■ **Do this**
Reproduce every entry exactly.

■ **Collected data entries**
+ + + + +

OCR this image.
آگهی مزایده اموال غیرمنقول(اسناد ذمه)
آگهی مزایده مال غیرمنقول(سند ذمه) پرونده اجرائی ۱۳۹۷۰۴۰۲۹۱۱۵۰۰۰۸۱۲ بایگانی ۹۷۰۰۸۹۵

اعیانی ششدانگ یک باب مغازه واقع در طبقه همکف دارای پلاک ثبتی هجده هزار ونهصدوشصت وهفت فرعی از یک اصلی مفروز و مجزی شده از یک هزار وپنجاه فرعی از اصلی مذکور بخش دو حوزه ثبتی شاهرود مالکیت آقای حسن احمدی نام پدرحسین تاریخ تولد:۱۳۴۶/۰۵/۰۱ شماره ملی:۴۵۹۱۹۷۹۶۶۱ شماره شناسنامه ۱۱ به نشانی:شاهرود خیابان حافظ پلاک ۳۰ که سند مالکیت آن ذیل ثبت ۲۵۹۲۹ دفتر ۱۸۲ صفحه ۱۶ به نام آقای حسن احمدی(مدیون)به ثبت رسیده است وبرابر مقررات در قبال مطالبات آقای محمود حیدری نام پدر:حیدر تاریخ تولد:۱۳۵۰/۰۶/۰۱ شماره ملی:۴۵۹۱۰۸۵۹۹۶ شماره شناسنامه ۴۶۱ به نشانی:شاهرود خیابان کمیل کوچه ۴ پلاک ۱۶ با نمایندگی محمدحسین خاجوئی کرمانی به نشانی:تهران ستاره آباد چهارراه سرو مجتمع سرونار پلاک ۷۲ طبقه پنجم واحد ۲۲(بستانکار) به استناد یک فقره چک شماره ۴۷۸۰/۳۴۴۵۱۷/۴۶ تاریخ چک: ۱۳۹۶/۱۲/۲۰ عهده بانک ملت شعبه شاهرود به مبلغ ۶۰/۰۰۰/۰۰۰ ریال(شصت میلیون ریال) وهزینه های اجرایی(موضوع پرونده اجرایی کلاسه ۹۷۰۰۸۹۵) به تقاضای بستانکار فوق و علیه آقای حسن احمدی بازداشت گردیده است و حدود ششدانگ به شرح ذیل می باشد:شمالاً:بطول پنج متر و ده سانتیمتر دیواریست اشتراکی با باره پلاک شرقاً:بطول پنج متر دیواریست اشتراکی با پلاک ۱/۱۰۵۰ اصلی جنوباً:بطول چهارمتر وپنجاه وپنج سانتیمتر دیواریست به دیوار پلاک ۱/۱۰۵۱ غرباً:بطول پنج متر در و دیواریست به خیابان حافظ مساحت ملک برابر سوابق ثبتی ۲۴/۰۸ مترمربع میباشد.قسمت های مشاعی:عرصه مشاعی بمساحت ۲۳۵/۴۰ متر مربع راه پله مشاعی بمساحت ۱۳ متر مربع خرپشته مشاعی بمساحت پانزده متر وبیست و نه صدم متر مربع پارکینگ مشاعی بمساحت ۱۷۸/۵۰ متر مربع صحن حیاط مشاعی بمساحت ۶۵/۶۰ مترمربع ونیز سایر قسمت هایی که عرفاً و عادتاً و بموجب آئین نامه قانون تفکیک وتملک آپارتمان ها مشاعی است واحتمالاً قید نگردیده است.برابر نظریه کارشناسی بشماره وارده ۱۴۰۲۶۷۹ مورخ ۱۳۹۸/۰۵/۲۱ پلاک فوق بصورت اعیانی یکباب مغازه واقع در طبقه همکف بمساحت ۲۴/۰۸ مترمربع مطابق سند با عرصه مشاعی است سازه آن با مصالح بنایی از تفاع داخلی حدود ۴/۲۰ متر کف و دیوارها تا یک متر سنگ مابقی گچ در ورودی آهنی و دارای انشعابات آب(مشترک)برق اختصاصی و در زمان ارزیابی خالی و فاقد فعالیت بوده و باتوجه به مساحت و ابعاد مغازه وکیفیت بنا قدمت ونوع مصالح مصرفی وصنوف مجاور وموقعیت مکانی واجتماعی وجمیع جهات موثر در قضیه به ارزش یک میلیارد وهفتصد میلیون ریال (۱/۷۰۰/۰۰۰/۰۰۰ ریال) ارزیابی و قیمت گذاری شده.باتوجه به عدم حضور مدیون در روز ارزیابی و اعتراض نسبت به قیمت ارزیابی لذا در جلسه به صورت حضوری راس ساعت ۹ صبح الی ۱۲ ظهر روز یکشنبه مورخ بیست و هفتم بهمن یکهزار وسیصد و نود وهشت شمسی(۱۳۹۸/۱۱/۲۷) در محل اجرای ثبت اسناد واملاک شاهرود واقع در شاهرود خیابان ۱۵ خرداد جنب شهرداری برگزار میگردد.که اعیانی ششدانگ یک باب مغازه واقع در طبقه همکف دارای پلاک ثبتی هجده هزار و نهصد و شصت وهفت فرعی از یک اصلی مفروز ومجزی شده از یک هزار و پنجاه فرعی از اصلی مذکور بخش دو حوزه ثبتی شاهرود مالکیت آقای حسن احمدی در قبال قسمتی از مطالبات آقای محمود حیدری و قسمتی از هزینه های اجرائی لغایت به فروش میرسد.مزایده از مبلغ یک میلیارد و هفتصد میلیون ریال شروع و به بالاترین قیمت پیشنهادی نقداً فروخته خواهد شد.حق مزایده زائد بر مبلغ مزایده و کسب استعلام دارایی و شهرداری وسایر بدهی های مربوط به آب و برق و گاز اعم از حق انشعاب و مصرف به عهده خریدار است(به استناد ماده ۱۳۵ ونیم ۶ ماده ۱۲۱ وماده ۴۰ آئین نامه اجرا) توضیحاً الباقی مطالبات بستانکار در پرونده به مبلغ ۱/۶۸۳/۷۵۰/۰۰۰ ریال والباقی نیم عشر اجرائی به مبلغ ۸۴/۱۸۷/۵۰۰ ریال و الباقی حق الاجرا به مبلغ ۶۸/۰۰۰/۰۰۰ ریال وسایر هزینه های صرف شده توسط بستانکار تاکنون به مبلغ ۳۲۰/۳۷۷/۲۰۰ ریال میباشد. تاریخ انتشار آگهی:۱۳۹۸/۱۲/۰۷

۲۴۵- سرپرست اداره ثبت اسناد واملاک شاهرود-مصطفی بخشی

+ + + + +

■ **Response to this task**
OCR this image.
آگهی مزایده اموال غیرمنقول(اسناد ذمه)
آگهی مزایده مال غیرمنقول(سند ذمه) پرونده اجرائی ۱۳۹۷۰۴۰۲۹۱۱۵۰۰۰۸۱۲ بایگانی ۹۷۰۰۸۹۵

اعیانی ششدانگ یک باب مغازه واقع در طبقه همکف دارای پلاک ثبتی هجده هزار ونهصدوشصت وهفت فرعی از یک اصلی مفروز و مجزی شده از یک هزار وپنجاه فرعی از اصلی مذکور بخش دو حوزه ثبتی شاهرود مالکیت آقای حسن احمدی نام پدرحسین تاریخ تولد:۱۳۴۶/۰۵/۰۱ شماره ملی:۴۵۹۱۹۷۹۶۶۱ شماره شناسنامه ۱۱ به نشانی:شاهرود خیابان حافظ پلاک ۳۰ که سند مالکیت آن ذیل ثبت ۲۵۹۲۹ دفتر ۱۸۲ صفحه ۱۶ به نام آقای حسن احمدی(مدیون)به ثبت رسیده است وبرابر مقررات در قبال مطالبات آقای محمود حیدری نام پدر:حیدر تاریخ تولد:۱۳۵۰/۰۶/۰۱ شماره ملی:۴۵۹۱۰۸۵۹۹۶ شماره شناسنامه ۴۶۱ به نشانی:شاهرود خیابان کمیل کوچه ۴ پلاک ۱۶ با نمایندگی محمدحسین خاجوئی کرمانی به نشانی:تهران ستاره آباد چهارراه سرو مجتمع سرونار پلاک ۷۲ طبقه پنجم واحد ۲۲(بستانکار) به استناد یک فقره چک شماره ۴۷۸۰/۳۴۴۵۱۷/۴۶ تاریخ چک: ۱۳۹۶/۱۲/۲۰ عهده بانک ملت شعبه شاهرود به مبلغ ۶۰/۰۰۰/۰۰۰ ریال(شصت میلیون ریال) وهزینه های اجرایی(موضوع پرونده اجرایی کلاسه ۹۷۰۰۸۹۵) به تقاضای بستانکار فوق و علیه آقای حسن احمدی بازداشت گردیده است و حدود ششدانگ به شرح ذیل می باشد:شمالاً:بطول پنج متر و ده سانتیمتر دیواریست اشتراکی با باره پلاک شرقاً:بطول پنج متر دیواریست اشتراکی با پلاک ۱/۱۰۵۰ اصلی جنوباً:بطول چهارمتر وپنجاه وپنج سانتیمتر دیواریست به دیوار پلاک ۱/۱۰۵۱ غرباً:بطول پنج متر در و دیواریست به خیابان حافظ مساحت ملک برابر سوابق ثبتی ۲۴/۰۸ مترمربع میباشد.قسمت های مشاعی:عرصه مشاعی بمساحت ۲۳۵/۴۰ متر مربع راه پله مشاعی بمساحت ۱۳ متر مربع خرپشته مشاعی بمساحت پانزده متر وبیست و نه صدم متر مربع پارکینگ مشاعی بمساحت ۱۷۸/۵۰ متر مربع صحن حیاط مشاعی بمساحت ۶۵/۶۰ مترمربع ونیز سایر قسمت هایی که عرفاً و عادتاً و بموجب آئین نامه قانون تفکیک وتملک آپارتمان ها مشاعی است واحتمالاً قید نگردیده است.برابر نظریه کارشناسی بشماره وارده ۱۴۰۲۶۷۹ مورخ ۱۳۹۸/۰۵/۲۱ پلاک فوق بصورت اعیانی یکباب مغازه واقع در طبقه همکف بمساحت ۲۴/۰۸ مترمربع مطابق سند با عرصه مشاعی است سازه آن با مصالح بنایی از تفاع داخلی حدود ۴/۲۰ متر کف و دیوارها تا یک متر سنگ مابقی گچ در ورودی آهنی و دارای انشعابات آب(مشترک)برق اختصاصی و در زمان ارزیابی خالی و فاقد فعالیت بوده و باتوجه به مساحت و ابعاد مغازه وکیفیت بنا قدمت ونوع مصالح مصرفی وصنوف مجاور وموقعیت مکانی واجتماعی وجمیع جهات موثر در قضیه به ارزش یک میلیارد وهفتصد میلیون ریال (۱/۷۰۰/۰۰۰/۰۰۰ ریال) ارزیابی و قیمت گذاری شده.باتوجه به عدم حضور مدیون در روز ارزیابی و اعتراض نسبت به قیمت ارزیابی لذا در جلسه به صورت حضوری راس ساعت ۹ صبح الی ۱۲ ظهر روز یکشنبه مورخ بیست و هفتم بهمن یکهزار وسیصد و نود وهشت شمسی(۱۳۹۸/۱۱/۲۷) در محل اجرای ثبت اسناد واملاک شاهرود واقع در شاهرود خیابان ۱۵ خرداد جنب شهرداری برگزار میگردد.که اعیانی ششدانگ یک باب مغازه واقع در طبقه همکف دارای پلاک ثبتی هجده هزار و نهصد و شصت وهفت فرعی از یک اصلی مفروز ومجزی شده از یک هزار و پنجاه فرعی از اصلی مذکور بخش دو حوزه ثبتی شاهرود مالکیت آقای حسن احمدی در قبال قسمتی از مطالبات آقای محمود حیدری و قسمتی از هزینه های اجرائی لغایت به فروش میرسد.مزایده از مبلغ یک میلیارد و هفتصد میلیون ریال شروع و به بالاترین قیمت پیشنهادی نقداً فروخته خواهد شد.حق مزایده زائد بر مبلغ مزایده و کسب استعلام دارایی و شهرداری وسایر بدهی های مربوط به آب و برق و گاز اعم از حق انشعاب و مصرف به عهده خریدار است(به استناد ماده ۱۳۵ ونیم ۶ ماده ۱۲۱ وماده ۴۰ آئین نامه اجرا) توضیحاً الباقی مطالبات بستانکار در پرونده به مبلغ ۱/۶۸۳/۷۵۰/۰۰۰ ریال والباقی نیم عشر اجرائی به مبلغ ۸۴/۱۸۷/۵۰۰ ریال و الباقی حق الاجرا به مبلغ ۶۸/۰۰۰/۰۰۰ ریال وسایر هزینه های صرف شده توسط بستانکار تاکنون به مبلغ ۳۲۰/۳۷۷/۲۰۰ ریال میباشد. تاریخ انتشار آگهی:۱۳۹۸/۱۲/۰۷

۲۴۵- سرپرست اداره ثبت اسناد واملاک شاهرود-مصطفی بخشی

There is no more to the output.